-- Begin GIVEN INFORMATION --
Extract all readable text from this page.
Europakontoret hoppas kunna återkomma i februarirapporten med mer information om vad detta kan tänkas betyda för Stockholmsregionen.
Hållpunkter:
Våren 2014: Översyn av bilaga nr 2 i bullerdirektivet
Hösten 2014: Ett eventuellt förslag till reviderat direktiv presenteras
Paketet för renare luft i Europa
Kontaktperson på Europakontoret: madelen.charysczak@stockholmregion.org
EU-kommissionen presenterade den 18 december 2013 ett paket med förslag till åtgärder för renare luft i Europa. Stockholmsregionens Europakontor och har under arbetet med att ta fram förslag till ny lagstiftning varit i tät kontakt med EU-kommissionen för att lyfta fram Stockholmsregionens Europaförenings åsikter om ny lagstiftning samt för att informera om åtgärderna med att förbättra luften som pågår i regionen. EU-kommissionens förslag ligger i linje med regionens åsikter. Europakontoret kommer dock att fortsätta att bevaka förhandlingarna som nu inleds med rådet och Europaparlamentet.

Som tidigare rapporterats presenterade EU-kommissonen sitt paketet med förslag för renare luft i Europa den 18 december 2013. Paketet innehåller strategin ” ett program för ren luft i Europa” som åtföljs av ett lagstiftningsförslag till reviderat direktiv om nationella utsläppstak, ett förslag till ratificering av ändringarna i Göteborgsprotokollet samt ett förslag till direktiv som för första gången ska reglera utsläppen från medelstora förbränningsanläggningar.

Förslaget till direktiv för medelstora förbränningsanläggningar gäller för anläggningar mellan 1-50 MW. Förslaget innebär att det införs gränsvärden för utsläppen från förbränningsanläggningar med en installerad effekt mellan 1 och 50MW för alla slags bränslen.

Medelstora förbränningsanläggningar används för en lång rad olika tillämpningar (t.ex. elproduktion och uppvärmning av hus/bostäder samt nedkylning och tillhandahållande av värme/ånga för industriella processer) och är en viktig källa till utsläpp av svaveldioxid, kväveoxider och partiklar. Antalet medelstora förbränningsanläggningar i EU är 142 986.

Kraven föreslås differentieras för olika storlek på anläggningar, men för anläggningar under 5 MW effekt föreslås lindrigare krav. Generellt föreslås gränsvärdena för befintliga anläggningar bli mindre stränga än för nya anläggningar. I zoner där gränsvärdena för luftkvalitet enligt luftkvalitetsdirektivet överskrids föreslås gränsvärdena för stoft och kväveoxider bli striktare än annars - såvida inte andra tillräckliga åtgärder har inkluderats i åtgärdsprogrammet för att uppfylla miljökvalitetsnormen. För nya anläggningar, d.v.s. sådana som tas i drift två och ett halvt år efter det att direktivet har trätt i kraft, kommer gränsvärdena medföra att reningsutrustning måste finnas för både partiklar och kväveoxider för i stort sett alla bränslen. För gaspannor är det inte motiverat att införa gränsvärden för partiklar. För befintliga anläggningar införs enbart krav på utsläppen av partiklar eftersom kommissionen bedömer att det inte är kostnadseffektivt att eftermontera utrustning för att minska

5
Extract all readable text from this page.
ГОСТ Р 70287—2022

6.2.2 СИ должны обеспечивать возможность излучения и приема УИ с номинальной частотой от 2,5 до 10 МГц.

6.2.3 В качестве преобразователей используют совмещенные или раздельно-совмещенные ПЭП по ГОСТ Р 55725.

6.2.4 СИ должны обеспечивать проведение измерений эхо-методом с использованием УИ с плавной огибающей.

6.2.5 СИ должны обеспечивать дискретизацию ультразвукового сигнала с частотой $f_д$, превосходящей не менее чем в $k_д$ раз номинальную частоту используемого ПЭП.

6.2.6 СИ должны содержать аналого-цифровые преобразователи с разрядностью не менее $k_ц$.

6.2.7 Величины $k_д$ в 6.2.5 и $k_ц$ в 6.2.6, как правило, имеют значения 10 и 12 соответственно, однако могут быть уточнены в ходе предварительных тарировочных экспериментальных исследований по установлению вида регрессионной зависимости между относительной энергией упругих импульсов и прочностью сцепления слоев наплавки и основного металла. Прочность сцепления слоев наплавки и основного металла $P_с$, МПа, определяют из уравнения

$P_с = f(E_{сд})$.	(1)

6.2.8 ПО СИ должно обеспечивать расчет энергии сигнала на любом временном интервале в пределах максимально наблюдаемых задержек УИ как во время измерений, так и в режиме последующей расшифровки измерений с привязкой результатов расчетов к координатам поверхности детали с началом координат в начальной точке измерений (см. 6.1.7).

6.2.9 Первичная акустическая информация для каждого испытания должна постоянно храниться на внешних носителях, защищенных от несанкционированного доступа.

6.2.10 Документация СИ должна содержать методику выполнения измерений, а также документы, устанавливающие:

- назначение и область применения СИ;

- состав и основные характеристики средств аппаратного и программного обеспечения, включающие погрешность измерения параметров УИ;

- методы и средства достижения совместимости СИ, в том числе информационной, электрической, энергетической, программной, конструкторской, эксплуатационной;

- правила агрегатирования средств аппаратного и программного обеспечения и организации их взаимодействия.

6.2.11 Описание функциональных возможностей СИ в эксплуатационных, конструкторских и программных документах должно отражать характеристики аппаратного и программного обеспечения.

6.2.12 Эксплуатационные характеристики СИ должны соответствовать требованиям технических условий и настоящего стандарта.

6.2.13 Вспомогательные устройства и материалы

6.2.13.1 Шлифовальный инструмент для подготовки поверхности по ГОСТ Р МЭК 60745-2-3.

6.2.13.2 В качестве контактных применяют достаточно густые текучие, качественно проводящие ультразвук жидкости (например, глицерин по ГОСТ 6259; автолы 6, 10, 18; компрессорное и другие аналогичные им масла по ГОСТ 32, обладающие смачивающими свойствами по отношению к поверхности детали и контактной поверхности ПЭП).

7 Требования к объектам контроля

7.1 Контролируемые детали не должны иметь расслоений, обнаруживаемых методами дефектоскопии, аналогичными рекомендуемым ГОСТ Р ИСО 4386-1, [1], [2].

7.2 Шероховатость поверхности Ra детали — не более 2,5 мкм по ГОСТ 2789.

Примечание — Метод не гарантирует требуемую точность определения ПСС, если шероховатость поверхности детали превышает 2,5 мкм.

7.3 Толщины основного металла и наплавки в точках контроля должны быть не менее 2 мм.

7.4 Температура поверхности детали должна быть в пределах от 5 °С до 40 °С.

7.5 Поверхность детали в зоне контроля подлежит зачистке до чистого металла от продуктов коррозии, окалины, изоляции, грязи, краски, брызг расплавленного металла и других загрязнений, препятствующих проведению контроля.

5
-- End GIVEN INFORMATION --
= WORK REQUIRED =
From the listing above, copy every line that includes the word "renare".

= FINAL RESULT =
Paketet för renare luft i Europa
EU-kommissionen presenterade den 18 december 2013 ett paket med förslag till åtgärder för renare luft i Europa. Stockholmsregionens Europakontor och har under arbetet med att ta fram förslag till ny lagstiftning varit i tät kontakt med EU-kommissionen för att lyfta fram Stockholmsregionens Europaförenings åsikter om ny lagstiftning samt för att informera om åtgärderna med att förbättra luften som pågår i regionen. EU-kommissionens förslag ligger i linje med regionens åsikter. Europakontoret kommer dock att fortsätta att bevaka förhandlingarna som nu inleds med rådet och Europaparlamentet.
Som tidigare rapporterats presenterade EU-kommissonen sitt paketet med förslag för renare luft i Europa den 18 december 2013. Paketet innehåller strategin ” ett program för ren luft i Europa” som åtföljs av ett lagstiftningsförslag till reviderat direktiv om nationella utsläppstak, ett förslag till ratificering av ändringarna i Göteborgsprotokollet samt ett förslag till direktiv som för första gången ska reglera utsläppen från medelstora förbränningsanläggningar.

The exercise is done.